WHAT THE TASK REQUIRES:
Write out all the entries word for word, but skip any images.

Figure record listings:
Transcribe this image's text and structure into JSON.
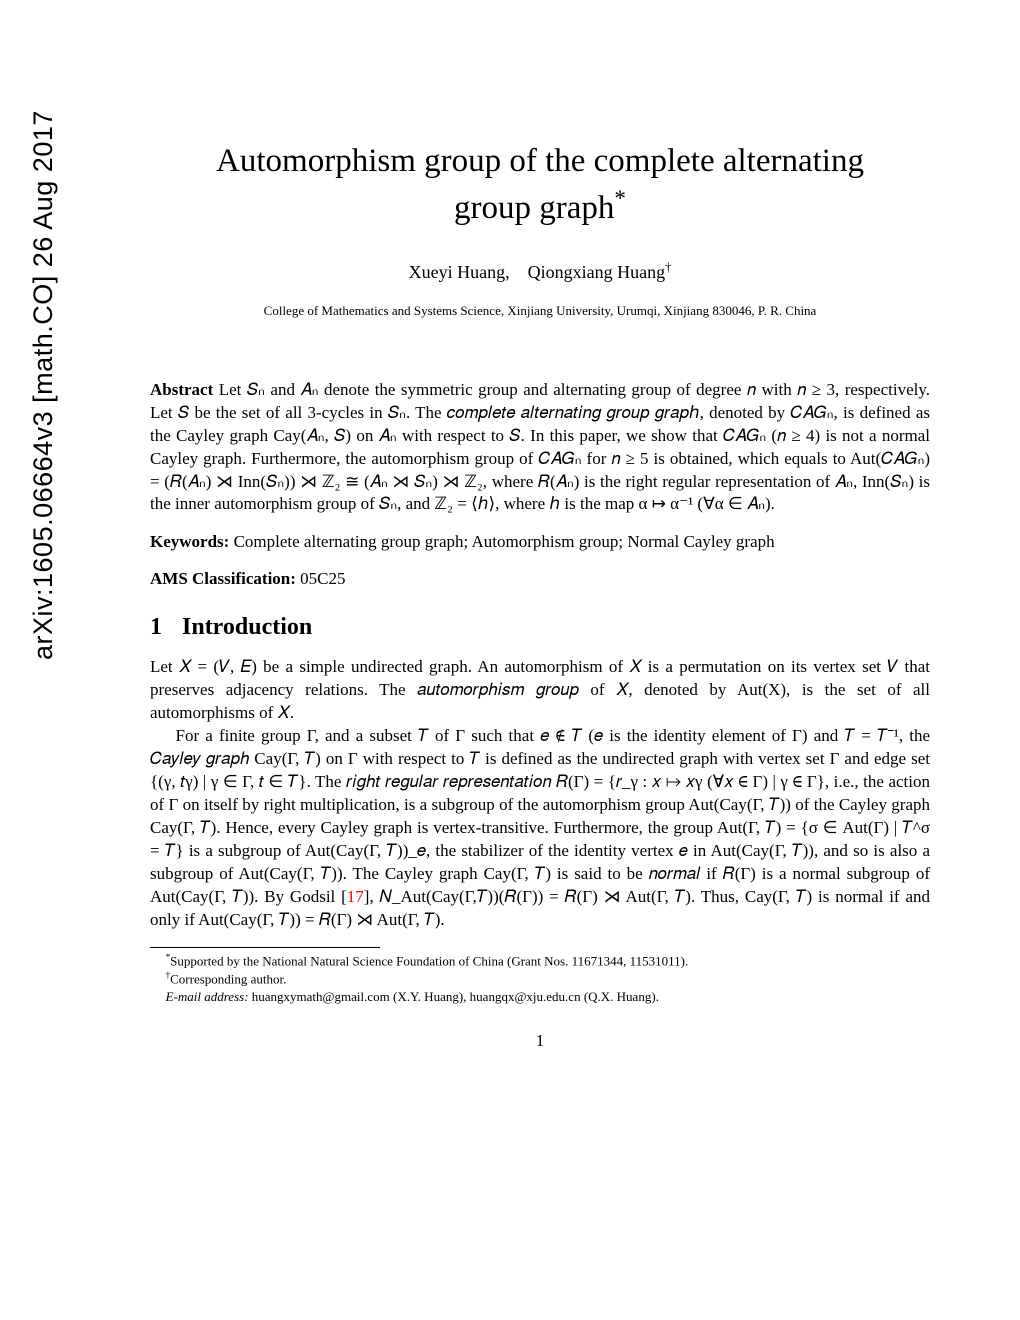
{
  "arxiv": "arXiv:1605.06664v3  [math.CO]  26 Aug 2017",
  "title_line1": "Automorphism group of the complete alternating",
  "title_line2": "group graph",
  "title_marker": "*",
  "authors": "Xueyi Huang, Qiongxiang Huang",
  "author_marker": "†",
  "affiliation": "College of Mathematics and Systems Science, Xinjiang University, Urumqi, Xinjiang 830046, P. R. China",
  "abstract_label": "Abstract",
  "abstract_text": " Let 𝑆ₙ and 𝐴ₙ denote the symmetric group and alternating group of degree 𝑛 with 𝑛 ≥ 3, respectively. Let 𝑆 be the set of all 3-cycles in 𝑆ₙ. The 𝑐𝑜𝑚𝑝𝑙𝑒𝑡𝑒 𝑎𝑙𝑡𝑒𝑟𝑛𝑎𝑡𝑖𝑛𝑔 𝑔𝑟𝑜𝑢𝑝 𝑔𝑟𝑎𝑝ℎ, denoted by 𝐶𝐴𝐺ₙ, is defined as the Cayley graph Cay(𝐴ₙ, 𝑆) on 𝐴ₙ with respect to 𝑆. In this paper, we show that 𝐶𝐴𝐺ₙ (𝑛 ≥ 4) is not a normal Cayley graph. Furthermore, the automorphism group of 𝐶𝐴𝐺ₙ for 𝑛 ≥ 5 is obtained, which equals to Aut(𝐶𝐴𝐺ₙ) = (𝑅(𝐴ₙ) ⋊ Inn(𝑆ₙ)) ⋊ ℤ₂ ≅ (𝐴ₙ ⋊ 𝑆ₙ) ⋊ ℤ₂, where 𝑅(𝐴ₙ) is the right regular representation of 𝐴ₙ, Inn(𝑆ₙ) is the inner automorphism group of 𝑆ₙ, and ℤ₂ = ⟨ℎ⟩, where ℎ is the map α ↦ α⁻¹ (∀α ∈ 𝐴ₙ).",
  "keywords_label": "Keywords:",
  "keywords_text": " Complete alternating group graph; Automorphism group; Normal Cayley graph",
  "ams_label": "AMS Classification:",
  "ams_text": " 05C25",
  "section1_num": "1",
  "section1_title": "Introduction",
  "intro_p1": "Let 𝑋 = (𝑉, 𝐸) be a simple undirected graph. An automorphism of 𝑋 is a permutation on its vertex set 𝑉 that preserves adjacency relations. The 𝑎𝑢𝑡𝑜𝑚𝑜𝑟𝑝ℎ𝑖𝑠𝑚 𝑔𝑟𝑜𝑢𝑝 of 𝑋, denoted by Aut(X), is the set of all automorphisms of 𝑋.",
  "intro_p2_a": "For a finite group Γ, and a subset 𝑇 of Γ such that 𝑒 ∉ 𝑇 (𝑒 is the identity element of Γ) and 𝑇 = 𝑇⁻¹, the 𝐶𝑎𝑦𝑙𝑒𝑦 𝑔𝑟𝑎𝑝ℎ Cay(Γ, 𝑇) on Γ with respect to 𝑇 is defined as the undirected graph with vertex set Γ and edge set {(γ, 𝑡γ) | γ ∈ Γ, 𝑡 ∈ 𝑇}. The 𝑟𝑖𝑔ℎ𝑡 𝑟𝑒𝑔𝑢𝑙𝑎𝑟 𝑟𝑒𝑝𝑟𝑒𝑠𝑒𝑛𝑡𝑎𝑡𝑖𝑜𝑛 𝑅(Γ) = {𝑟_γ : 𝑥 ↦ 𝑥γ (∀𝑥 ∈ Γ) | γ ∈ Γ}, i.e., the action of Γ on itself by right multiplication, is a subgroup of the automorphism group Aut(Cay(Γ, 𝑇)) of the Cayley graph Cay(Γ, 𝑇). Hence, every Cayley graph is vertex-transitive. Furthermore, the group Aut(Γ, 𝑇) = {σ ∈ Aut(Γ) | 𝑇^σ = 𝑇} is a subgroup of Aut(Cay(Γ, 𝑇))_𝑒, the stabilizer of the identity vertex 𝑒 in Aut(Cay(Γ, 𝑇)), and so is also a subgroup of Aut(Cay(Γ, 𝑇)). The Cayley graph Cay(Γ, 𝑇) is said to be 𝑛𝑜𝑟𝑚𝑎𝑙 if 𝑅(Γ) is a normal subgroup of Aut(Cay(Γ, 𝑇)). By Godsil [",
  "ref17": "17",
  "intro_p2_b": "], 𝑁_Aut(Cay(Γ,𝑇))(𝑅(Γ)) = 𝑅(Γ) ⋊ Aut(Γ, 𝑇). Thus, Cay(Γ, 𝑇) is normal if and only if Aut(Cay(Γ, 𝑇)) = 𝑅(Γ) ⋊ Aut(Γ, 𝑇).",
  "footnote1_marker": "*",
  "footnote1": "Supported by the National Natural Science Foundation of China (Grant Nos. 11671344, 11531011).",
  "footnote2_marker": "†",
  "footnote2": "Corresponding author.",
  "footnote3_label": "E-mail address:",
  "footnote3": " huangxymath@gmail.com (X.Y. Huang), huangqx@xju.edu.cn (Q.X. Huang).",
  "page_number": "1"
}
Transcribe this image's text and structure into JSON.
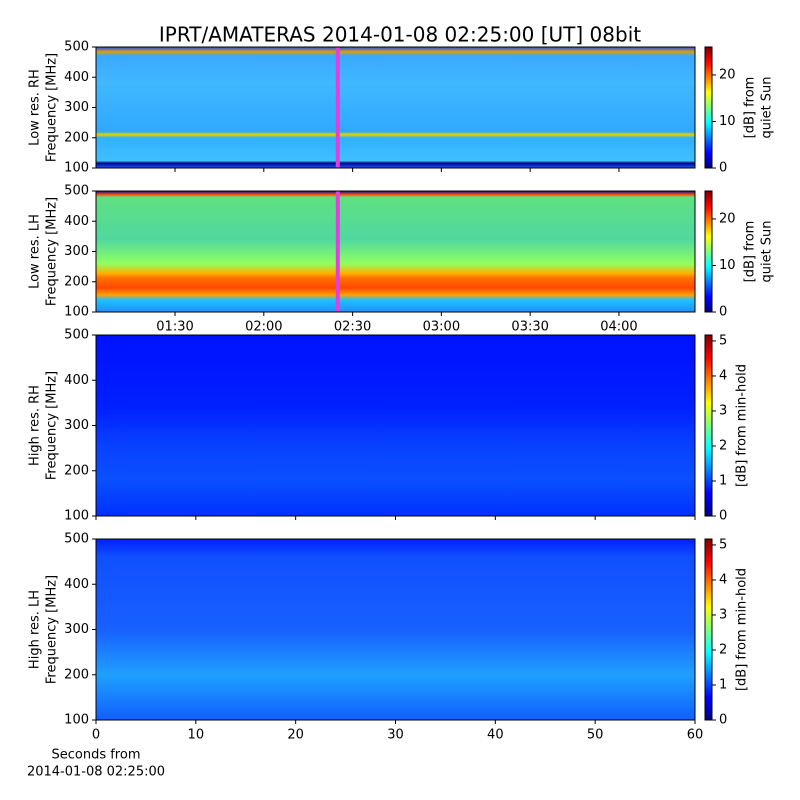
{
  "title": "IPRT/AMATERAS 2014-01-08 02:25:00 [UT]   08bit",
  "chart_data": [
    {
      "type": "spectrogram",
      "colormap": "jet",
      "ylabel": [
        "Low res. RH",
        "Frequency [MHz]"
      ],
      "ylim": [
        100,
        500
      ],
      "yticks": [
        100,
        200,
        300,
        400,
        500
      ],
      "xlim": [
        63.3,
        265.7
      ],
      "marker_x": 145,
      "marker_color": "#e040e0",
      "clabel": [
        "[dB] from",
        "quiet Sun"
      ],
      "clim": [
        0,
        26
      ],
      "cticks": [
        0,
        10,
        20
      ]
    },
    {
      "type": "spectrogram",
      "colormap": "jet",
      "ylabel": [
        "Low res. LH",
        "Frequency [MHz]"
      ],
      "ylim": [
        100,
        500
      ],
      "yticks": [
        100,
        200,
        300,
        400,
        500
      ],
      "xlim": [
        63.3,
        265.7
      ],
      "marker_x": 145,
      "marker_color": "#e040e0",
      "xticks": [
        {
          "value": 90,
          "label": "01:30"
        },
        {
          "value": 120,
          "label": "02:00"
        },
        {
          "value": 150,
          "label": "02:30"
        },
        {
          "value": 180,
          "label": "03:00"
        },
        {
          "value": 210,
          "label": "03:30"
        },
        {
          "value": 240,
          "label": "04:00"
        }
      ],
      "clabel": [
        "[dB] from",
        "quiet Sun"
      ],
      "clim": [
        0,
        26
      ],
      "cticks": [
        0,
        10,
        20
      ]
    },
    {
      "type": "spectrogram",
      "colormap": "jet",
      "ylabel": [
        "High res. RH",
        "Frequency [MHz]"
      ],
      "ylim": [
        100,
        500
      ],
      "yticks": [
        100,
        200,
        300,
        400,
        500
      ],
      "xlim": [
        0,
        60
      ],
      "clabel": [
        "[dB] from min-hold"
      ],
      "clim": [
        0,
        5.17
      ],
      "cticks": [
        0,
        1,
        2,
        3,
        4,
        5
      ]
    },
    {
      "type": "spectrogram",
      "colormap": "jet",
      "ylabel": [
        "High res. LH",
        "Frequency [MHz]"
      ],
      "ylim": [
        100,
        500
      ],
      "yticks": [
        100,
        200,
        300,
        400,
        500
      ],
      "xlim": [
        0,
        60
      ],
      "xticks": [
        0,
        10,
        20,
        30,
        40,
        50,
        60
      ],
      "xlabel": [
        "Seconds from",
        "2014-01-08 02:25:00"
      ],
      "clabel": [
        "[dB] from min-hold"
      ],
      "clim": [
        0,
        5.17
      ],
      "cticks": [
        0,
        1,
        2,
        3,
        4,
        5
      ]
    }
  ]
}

EXERCISE ANSWER:
Transcribe this image's text and structure into JSON.
{
  "arxiv": "arXiv:1605.06664v3  [math.CO]  26 Aug 2017",
  "title_line1": "Automorphism group of the complete alternating",
  "title_line2": "group graph",
  "title_marker": "*",
  "authors": "Xueyi Huang, Qiongxiang Huang",
  "author_marker": "†",
  "affiliation": "College of Mathematics and Systems Science, Xinjiang University, Urumqi, Xinjiang 830046, P. R. China",
  "abstract_label": "Abstract",
  "abstract_text": " Let 𝑆ₙ and 𝐴ₙ denote the symmetric group and alternating group of degree 𝑛 with 𝑛 ≥ 3, respectively. Let 𝑆 be the set of all 3-cycles in 𝑆ₙ. The 𝑐𝑜𝑚𝑝𝑙𝑒𝑡𝑒 𝑎𝑙𝑡𝑒𝑟𝑛𝑎𝑡𝑖𝑛𝑔 𝑔𝑟𝑜𝑢𝑝 𝑔𝑟𝑎𝑝ℎ, denoted by 𝐶𝐴𝐺ₙ, is defined as the Cayley graph Cay(𝐴ₙ, 𝑆) on 𝐴ₙ with respect to 𝑆. In this paper, we show that 𝐶𝐴𝐺ₙ (𝑛 ≥ 4) is not a normal Cayley graph. Furthermore, the automorphism group of 𝐶𝐴𝐺ₙ for 𝑛 ≥ 5 is obtained, which equals to Aut(𝐶𝐴𝐺ₙ) = (𝑅(𝐴ₙ) ⋊ Inn(𝑆ₙ)) ⋊ ℤ₂ ≅ (𝐴ₙ ⋊ 𝑆ₙ) ⋊ ℤ₂, where 𝑅(𝐴ₙ) is the right regular representation of 𝐴ₙ, Inn(𝑆ₙ) is the inner automorphism group of 𝑆ₙ, and ℤ₂ = ⟨ℎ⟩, where ℎ is the map α ↦ α⁻¹ (∀α ∈ 𝐴ₙ).",
  "keywords_label": "Keywords:",
  "keywords_text": " Complete alternating group graph; Automorphism group; Normal Cayley graph",
  "ams_label": "AMS Classification:",
  "ams_text": " 05C25",
  "section1_num": "1",
  "section1_title": "Introduction",
  "intro_p1": "Let 𝑋 = (𝑉, 𝐸) be a simple undirected graph. An automorphism of 𝑋 is a permutation on its vertex set 𝑉 that preserves adjacency relations. The 𝑎𝑢𝑡𝑜𝑚𝑜𝑟𝑝ℎ𝑖𝑠𝑚 𝑔𝑟𝑜𝑢𝑝 of 𝑋, denoted by Aut(X), is the set of all automorphisms of 𝑋.",
  "intro_p2_a": "For a finite group Γ, and a subset 𝑇 of Γ such that 𝑒 ∉ 𝑇 (𝑒 is the identity element of Γ) and 𝑇 = 𝑇⁻¹, the 𝐶𝑎𝑦𝑙𝑒𝑦 𝑔𝑟𝑎𝑝ℎ Cay(Γ, 𝑇) on Γ with respect to 𝑇 is defined as the undirected graph with vertex set Γ and edge set {(γ, 𝑡γ) | γ ∈ Γ, 𝑡 ∈ 𝑇}. The 𝑟𝑖𝑔ℎ𝑡 𝑟𝑒𝑔𝑢𝑙𝑎𝑟 𝑟𝑒𝑝𝑟𝑒𝑠𝑒𝑛𝑡𝑎𝑡𝑖𝑜𝑛 𝑅(Γ) = {𝑟_γ : 𝑥 ↦ 𝑥γ (∀𝑥 ∈ Γ) | γ ∈ Γ}, i.e., the action of Γ on itself by right multiplication, is a subgroup of the automorphism group Aut(Cay(Γ, 𝑇)) of the Cayley graph Cay(Γ, 𝑇). Hence, every Cayley graph is vertex-transitive. Furthermore, the group Aut(Γ, 𝑇) = {σ ∈ Aut(Γ) | 𝑇^σ = 𝑇} is a subgroup of Aut(Cay(Γ, 𝑇))_𝑒, the stabilizer of the identity vertex 𝑒 in Aut(Cay(Γ, 𝑇)), and so is also a subgroup of Aut(Cay(Γ, 𝑇)). The Cayley graph Cay(Γ, 𝑇) is said to be 𝑛𝑜𝑟𝑚𝑎𝑙 if 𝑅(Γ) is a normal subgroup of Aut(Cay(Γ, 𝑇)). By Godsil [",
  "ref17": "17",
  "intro_p2_b": "], 𝑁_Aut(Cay(Γ,𝑇))(𝑅(Γ)) = 𝑅(Γ) ⋊ Aut(Γ, 𝑇). Thus, Cay(Γ, 𝑇) is normal if and only if Aut(Cay(Γ, 𝑇)) = 𝑅(Γ) ⋊ Aut(Γ, 𝑇).",
  "footnote1_marker": "*",
  "footnote1": "Supported by the National Natural Science Foundation of China (Grant Nos. 11671344, 11531011).",
  "footnote2_marker": "†",
  "footnote2": "Corresponding author.",
  "footnote3_label": "E-mail address:",
  "footnote3": " huangxymath@gmail.com (X.Y. Huang), huangqx@xju.edu.cn (Q.X. Huang).",
  "page_number": "1"
}
Transcribe this image's text and structure into JSON.
{
  "title": "IPRT/AMATERAS 2014-01-08 02:25:00 [UT]   08bit",
  "chart_data": [
    {
      "type": "spectrogram",
      "colormap": "jet",
      "ylabel": [
        "Low res. RH",
        "Frequency [MHz]"
      ],
      "ylim": [
        100,
        500
      ],
      "yticks": [
        100,
        200,
        300,
        400,
        500
      ],
      "xlim": [
        63.3,
        265.7
      ],
      "marker_x": 145,
      "marker_color": "#e040e0",
      "clabel": [
        "[dB] from",
        "quiet Sun"
      ],
      "clim": [
        0,
        26
      ],
      "cticks": [
        0,
        10,
        20
      ]
    },
    {
      "type": "spectrogram",
      "colormap": "jet",
      "ylabel": [
        "Low res. LH",
        "Frequency [MHz]"
      ],
      "ylim": [
        100,
        500
      ],
      "yticks": [
        100,
        200,
        300,
        400,
        500
      ],
      "xlim": [
        63.3,
        265.7
      ],
      "marker_x": 145,
      "marker_color": "#e040e0",
      "xticks": [
        {
          "value": 90,
          "label": "01:30"
        },
        {
          "value": 120,
          "label": "02:00"
        },
        {
          "value": 150,
          "label": "02:30"
        },
        {
          "value": 180,
          "label": "03:00"
        },
        {
          "value": 210,
          "label": "03:30"
        },
        {
          "value": 240,
          "label": "04:00"
        }
      ],
      "clabel": [
        "[dB] from",
        "quiet Sun"
      ],
      "clim": [
        0,
        26
      ],
      "cticks": [
        0,
        10,
        20
      ]
    },
    {
      "type": "spectrogram",
      "colormap": "jet",
      "ylabel": [
        "High res. RH",
        "Frequency [MHz]"
      ],
      "ylim": [
        100,
        500
      ],
      "yticks": [
        100,
        200,
        300,
        400,
        500
      ],
      "xlim": [
        0,
        60
      ],
      "clabel": [
        "[dB] from min-hold"
      ],
      "clim": [
        0,
        5.17
      ],
      "cticks": [
        0,
        1,
        2,
        3,
        4,
        5
      ]
    },
    {
      "type": "spectrogram",
      "colormap": "jet",
      "ylabel": [
        "High res. LH",
        "Frequency [MHz]"
      ],
      "ylim": [
        100,
        500
      ],
      "yticks": [
        100,
        200,
        300,
        400,
        500
      ],
      "xlim": [
        0,
        60
      ],
      "xticks": [
        0,
        10,
        20,
        30,
        40,
        50,
        60
      ],
      "xlabel": [
        "Seconds from",
        "2014-01-08 02:25:00"
      ],
      "clabel": [
        "[dB] from min-hold"
      ],
      "clim": [
        0,
        5.17
      ],
      "cticks": [
        0,
        1,
        2,
        3,
        4,
        5
      ]
    }
  ]
}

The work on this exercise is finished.